## Exercise description
Of the lines in this listing, how many contain the word "διατάξεις"? Give the number and nothing else.

═══ Data shown ═══

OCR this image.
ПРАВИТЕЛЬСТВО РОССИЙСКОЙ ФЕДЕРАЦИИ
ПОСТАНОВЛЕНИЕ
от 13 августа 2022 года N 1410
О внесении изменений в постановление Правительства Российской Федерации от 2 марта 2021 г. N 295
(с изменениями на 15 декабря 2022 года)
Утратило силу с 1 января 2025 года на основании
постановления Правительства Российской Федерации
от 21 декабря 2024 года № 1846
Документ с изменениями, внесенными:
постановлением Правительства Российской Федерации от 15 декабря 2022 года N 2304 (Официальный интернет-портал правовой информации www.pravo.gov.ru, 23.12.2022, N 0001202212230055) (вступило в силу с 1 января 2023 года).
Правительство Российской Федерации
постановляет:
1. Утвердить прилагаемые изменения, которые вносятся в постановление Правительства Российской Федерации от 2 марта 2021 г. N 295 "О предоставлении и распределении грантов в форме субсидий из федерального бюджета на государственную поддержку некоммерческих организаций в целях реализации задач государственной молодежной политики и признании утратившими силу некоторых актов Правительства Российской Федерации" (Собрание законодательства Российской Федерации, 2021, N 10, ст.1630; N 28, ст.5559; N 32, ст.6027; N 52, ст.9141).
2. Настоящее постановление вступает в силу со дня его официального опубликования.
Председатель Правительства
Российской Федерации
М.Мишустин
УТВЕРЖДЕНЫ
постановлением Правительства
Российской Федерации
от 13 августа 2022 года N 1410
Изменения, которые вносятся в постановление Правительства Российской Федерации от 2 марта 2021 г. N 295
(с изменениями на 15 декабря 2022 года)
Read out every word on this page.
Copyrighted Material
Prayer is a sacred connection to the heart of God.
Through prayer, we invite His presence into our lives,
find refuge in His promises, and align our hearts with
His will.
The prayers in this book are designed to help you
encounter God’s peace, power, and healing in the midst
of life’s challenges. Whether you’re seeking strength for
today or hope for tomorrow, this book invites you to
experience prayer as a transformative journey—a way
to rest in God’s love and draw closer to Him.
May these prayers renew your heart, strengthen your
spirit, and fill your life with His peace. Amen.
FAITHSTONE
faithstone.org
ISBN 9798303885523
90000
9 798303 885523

═══
═══ Data shown ═══

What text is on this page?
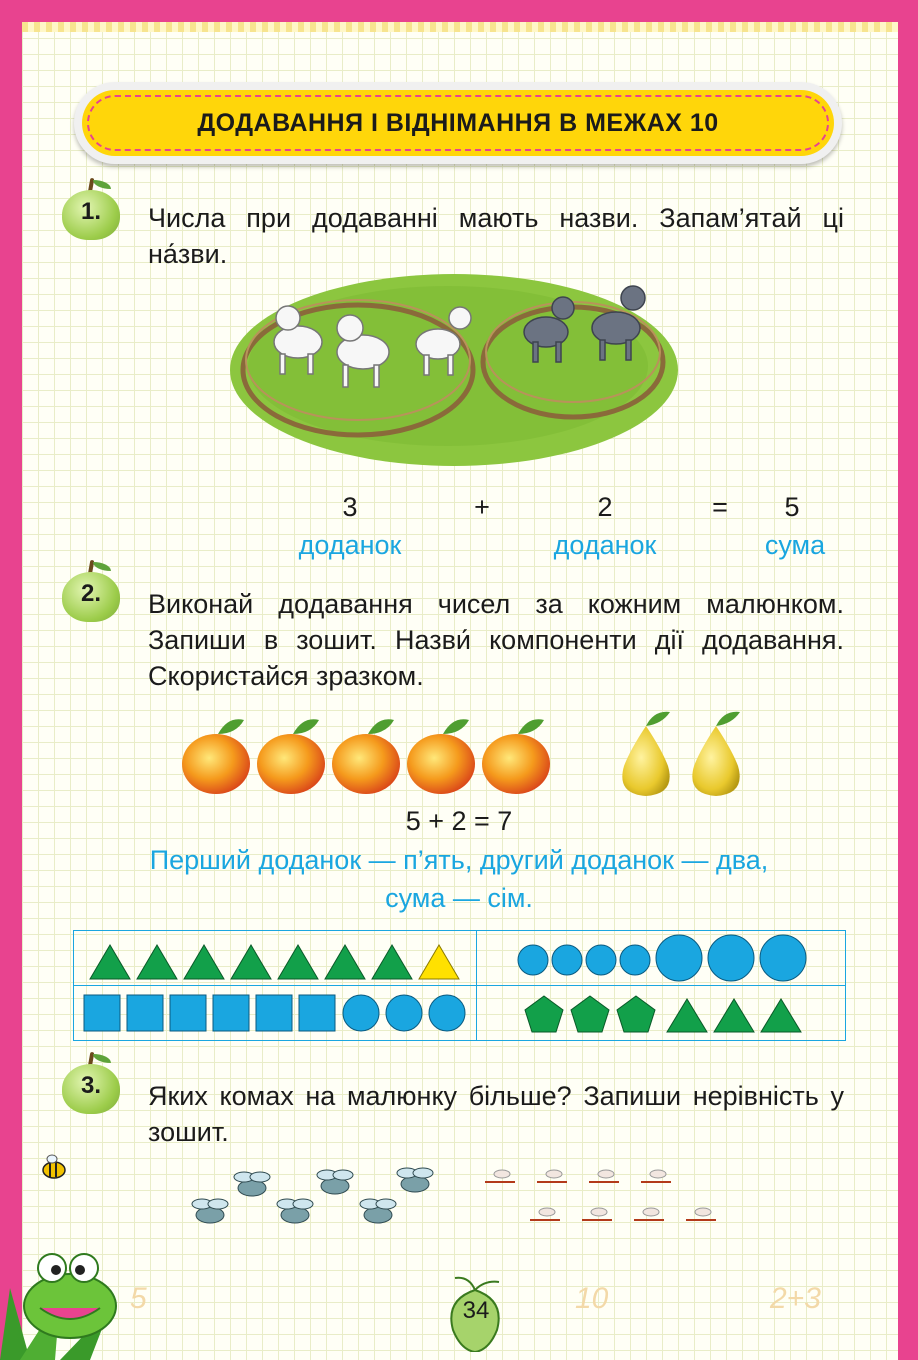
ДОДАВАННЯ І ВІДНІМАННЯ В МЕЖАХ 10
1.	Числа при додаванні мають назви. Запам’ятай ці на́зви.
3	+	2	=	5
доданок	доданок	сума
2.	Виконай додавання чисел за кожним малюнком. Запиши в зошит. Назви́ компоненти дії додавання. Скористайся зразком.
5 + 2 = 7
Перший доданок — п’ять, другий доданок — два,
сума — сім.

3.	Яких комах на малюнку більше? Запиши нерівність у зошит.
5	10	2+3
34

═══
═══ Data shown ═══

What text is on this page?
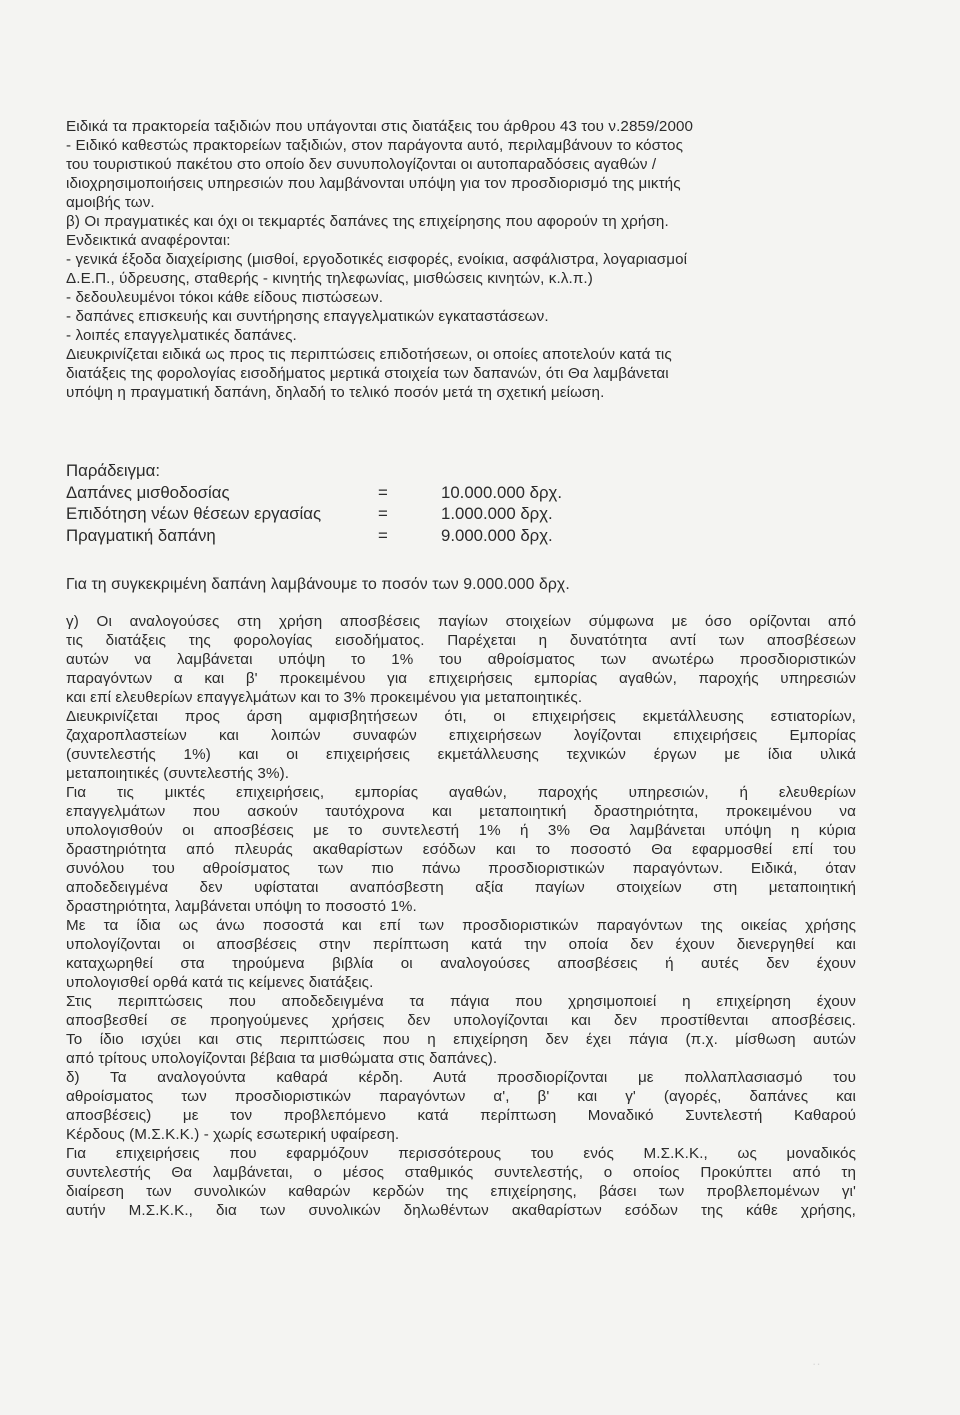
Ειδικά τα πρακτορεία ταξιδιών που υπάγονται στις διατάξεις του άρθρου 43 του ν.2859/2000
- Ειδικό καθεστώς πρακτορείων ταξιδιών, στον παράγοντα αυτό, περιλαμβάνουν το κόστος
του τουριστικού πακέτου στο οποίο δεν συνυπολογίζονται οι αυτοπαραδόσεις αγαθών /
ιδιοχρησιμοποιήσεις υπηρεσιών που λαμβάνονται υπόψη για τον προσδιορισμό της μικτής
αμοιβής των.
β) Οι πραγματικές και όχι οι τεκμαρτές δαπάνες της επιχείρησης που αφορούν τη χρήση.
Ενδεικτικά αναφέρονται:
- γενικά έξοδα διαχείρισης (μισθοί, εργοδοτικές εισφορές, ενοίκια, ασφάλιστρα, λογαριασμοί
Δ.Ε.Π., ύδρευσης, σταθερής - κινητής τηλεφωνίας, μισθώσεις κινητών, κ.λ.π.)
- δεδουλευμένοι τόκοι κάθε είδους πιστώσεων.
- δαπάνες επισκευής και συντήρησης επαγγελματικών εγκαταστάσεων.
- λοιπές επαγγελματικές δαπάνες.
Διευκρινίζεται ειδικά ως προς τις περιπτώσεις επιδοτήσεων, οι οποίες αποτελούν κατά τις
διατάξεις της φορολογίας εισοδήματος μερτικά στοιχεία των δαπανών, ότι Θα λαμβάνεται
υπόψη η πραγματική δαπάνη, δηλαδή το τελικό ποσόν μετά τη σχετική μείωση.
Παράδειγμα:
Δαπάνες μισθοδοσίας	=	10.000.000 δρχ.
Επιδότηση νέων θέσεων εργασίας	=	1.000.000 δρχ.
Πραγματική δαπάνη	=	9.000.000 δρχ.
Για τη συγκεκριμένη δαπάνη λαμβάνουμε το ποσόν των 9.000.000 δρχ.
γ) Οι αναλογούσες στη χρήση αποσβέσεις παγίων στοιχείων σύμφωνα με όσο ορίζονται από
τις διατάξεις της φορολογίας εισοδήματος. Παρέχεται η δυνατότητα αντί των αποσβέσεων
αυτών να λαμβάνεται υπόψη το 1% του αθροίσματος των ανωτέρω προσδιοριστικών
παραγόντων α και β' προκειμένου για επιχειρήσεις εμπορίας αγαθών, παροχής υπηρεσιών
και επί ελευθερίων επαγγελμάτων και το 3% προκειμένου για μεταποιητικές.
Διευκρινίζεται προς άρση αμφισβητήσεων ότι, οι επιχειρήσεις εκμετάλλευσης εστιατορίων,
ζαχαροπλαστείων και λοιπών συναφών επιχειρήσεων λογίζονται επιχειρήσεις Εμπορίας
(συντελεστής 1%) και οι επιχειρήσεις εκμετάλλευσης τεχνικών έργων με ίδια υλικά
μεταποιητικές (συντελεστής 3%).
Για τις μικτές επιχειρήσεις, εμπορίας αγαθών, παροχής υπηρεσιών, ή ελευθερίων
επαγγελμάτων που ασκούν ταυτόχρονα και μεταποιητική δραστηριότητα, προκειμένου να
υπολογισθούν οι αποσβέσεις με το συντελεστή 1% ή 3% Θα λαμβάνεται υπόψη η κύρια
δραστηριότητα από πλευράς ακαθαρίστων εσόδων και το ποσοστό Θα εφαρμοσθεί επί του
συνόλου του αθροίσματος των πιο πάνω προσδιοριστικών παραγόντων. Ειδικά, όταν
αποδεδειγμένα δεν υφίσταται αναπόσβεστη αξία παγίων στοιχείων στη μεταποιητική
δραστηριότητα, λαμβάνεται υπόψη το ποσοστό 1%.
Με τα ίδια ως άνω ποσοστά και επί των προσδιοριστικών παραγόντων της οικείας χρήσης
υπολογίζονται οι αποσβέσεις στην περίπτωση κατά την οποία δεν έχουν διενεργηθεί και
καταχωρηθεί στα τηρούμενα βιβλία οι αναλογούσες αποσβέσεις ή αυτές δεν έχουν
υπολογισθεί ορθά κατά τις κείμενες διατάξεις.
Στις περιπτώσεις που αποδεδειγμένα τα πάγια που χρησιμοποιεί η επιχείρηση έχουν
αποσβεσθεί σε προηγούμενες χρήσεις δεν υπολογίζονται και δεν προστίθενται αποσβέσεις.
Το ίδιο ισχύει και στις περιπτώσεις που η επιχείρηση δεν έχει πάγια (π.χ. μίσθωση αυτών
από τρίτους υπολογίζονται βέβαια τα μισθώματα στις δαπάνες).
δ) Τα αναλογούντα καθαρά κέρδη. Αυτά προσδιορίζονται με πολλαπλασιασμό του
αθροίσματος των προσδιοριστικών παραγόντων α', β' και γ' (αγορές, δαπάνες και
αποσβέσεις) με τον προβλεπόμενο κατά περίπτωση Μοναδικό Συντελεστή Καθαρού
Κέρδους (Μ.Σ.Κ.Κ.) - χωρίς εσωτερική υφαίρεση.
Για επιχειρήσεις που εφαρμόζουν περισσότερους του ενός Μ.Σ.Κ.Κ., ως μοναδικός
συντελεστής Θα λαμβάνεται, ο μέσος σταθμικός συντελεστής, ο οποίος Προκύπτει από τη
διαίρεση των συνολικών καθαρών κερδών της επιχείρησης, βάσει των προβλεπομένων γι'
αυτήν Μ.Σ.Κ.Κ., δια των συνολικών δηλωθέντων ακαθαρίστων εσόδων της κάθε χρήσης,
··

═══

## Correct result
4